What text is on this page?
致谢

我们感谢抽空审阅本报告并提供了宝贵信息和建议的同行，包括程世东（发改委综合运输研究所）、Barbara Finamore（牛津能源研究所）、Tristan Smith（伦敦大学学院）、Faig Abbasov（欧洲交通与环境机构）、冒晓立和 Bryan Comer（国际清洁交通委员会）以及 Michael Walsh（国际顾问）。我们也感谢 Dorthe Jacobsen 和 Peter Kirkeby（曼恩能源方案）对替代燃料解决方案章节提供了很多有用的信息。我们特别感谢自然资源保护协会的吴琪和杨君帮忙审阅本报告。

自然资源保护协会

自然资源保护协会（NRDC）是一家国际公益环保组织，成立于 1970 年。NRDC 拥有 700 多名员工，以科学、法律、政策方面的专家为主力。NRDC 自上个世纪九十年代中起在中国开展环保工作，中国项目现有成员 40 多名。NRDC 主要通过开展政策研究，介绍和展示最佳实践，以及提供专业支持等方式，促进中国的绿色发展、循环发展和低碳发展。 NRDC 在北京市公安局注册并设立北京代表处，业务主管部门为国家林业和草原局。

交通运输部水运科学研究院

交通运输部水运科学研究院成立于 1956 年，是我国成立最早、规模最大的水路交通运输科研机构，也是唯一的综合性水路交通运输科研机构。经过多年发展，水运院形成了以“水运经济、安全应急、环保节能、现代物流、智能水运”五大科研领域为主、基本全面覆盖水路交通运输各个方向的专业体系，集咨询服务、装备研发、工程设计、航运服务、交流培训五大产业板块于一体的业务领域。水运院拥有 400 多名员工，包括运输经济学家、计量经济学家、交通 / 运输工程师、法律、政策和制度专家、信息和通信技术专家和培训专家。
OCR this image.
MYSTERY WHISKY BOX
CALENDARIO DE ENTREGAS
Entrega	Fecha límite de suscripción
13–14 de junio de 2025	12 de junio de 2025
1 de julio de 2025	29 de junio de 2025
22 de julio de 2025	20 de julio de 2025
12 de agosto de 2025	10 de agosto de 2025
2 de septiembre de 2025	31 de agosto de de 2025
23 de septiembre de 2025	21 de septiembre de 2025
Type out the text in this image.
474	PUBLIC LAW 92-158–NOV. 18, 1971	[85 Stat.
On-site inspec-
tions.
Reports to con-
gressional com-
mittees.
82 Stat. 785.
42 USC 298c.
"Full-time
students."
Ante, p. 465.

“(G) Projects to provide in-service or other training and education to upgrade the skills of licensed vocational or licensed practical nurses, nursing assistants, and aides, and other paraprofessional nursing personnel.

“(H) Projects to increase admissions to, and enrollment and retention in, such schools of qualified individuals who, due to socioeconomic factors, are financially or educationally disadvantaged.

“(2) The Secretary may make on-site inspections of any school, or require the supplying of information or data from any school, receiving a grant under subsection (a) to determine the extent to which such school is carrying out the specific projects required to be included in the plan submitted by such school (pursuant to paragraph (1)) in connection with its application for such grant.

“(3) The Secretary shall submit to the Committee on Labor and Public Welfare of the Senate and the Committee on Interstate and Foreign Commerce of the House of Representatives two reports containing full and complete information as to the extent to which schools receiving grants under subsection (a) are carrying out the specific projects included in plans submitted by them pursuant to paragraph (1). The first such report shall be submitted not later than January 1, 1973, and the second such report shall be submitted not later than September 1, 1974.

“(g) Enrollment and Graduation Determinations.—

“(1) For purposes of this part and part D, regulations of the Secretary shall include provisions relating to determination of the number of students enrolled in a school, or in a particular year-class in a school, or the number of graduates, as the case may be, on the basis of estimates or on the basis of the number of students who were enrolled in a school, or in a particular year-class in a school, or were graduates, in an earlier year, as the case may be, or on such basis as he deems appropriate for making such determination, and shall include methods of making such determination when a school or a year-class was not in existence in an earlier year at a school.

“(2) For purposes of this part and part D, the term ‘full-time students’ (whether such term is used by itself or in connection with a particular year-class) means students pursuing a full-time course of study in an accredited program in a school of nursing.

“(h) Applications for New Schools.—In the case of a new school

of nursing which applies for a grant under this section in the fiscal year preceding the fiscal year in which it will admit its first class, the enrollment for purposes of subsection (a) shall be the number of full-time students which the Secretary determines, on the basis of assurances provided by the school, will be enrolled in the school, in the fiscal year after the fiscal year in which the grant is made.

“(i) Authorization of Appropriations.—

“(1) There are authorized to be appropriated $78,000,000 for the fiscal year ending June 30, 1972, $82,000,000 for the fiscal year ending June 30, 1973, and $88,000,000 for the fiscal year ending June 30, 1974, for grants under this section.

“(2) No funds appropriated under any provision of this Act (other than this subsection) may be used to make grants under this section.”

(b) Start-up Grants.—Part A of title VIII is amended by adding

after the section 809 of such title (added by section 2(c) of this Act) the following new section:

Instructions to follow: Restate each of the entries above verbatim.

Response for this exercise:
What text is on this page?
致谢

我们感谢抽空审阅本报告并提供了宝贵信息和建议的同行，包括程世东（发改委综合运输研究所）、Barbara Finamore（牛津能源研究所）、Tristan Smith（伦敦大学学院）、Faig Abbasov（欧洲交通与环境机构）、冒晓立和 Bryan Comer（国际清洁交通委员会）以及 Michael Walsh（国际顾问）。我们也感谢 Dorthe Jacobsen 和 Peter Kirkeby（曼恩能源方案）对替代燃料解决方案章节提供了很多有用的信息。我们特别感谢自然资源保护协会的吴琪和杨君帮忙审阅本报告。

自然资源保护协会

自然资源保护协会（NRDC）是一家国际公益环保组织，成立于 1970 年。NRDC 拥有 700 多名员工，以科学、法律、政策方面的专家为主力。NRDC 自上个世纪九十年代中起在中国开展环保工作，中国项目现有成员 40 多名。NRDC 主要通过开展政策研究，介绍和展示最佳实践，以及提供专业支持等方式，促进中国的绿色发展、循环发展和低碳发展。 NRDC 在北京市公安局注册并设立北京代表处，业务主管部门为国家林业和草原局。

交通运输部水运科学研究院

交通运输部水运科学研究院成立于 1956 年，是我国成立最早、规模最大的水路交通运输科研机构，也是唯一的综合性水路交通运输科研机构。经过多年发展，水运院形成了以“水运经济、安全应急、环保节能、现代物流、智能水运”五大科研领域为主、基本全面覆盖水路交通运输各个方向的专业体系，集咨询服务、装备研发、工程设计、航运服务、交流培训五大产业板块于一体的业务领域。水运院拥有 400 多名员工，包括运输经济学家、计量经济学家、交通 / 运输工程师、法律、政策和制度专家、信息和通信技术专家和培训专家。
OCR this image.
MYSTERY WHISKY BOX
CALENDARIO DE ENTREGAS
Entrega	Fecha límite de suscripción
13–14 de junio de 2025	12 de junio de 2025
1 de julio de 2025	29 de junio de 2025
22 de julio de 2025	20 de julio de 2025
12 de agosto de 2025	10 de agosto de 2025
2 de septiembre de 2025	31 de agosto de de 2025
23 de septiembre de 2025	21 de septiembre de 2025
Type out the text in this image.
474	PUBLIC LAW 92-158–NOV. 18, 1971	[85 Stat.
On-site inspec-
tions.
Reports to con-
gressional com-
mittees.
82 Stat. 785.
42 USC 298c.
"Full-time
students."
Ante, p. 465.

“(G) Projects to provide in-service or other training and education to upgrade the skills of licensed vocational or licensed practical nurses, nursing assistants, and aides, and other paraprofessional nursing personnel.

“(H) Projects to increase admissions to, and enrollment and retention in, such schools of qualified individuals who, due to socioeconomic factors, are financially or educationally disadvantaged.

“(2) The Secretary may make on-site inspections of any school, or require the supplying of information or data from any school, receiving a grant under subsection (a) to determine the extent to which such school is carrying out the specific projects required to be included in the plan submitted by such school (pursuant to paragraph (1)) in connection with its application for such grant.

“(3) The Secretary shall submit to the Committee on Labor and Public Welfare of the Senate and the Committee on Interstate and Foreign Commerce of the House of Representatives two reports containing full and complete information as to the extent to which schools receiving grants under subsection (a) are carrying out the specific projects included in plans submitted by them pursuant to paragraph (1). The first such report shall be submitted not later than January 1, 1973, and the second such report shall be submitted not later than September 1, 1974.

“(g) Enrollment and Graduation Determinations.—

“(1) For purposes of this part and part D, regulations of the Secretary shall include provisions relating to determination of the number of students enrolled in a school, or in a particular year-class in a school, or the number of graduates, as the case may be, on the basis of estimates or on the basis of the number of students who were enrolled in a school, or in a particular year-class in a school, or were graduates, in an earlier year, as the case may be, or on such basis as he deems appropriate for making such determination, and shall include methods of making such determination when a school or a year-class was not in existence in an earlier year at a school.

“(2) For purposes of this part and part D, the term ‘full-time students’ (whether such term is used by itself or in connection with a particular year-class) means students pursuing a full-time course of study in an accredited program in a school of nursing.

“(h) Applications for New Schools.—In the case of a new school

of nursing which applies for a grant under this section in the fiscal year preceding the fiscal year in which it will admit its first class, the enrollment for purposes of subsection (a) shall be the number of full-time students which the Secretary determines, on the basis of assurances provided by the school, will be enrolled in the school, in the fiscal year after the fiscal year in which the grant is made.

“(i) Authorization of Appropriations.—

“(1) There are authorized to be appropriated $78,000,000 for the fiscal year ending June 30, 1972, $82,000,000 for the fiscal year ending June 30, 1973, and $88,000,000 for the fiscal year ending June 30, 1974, for grants under this section.

“(2) No funds appropriated under any provision of this Act (other than this subsection) may be used to make grants under this section.”

(b) Start-up Grants.—Part A of title VIII is amended by adding

after the section 809 of such title (added by section 2(c) of this Act) the following new section:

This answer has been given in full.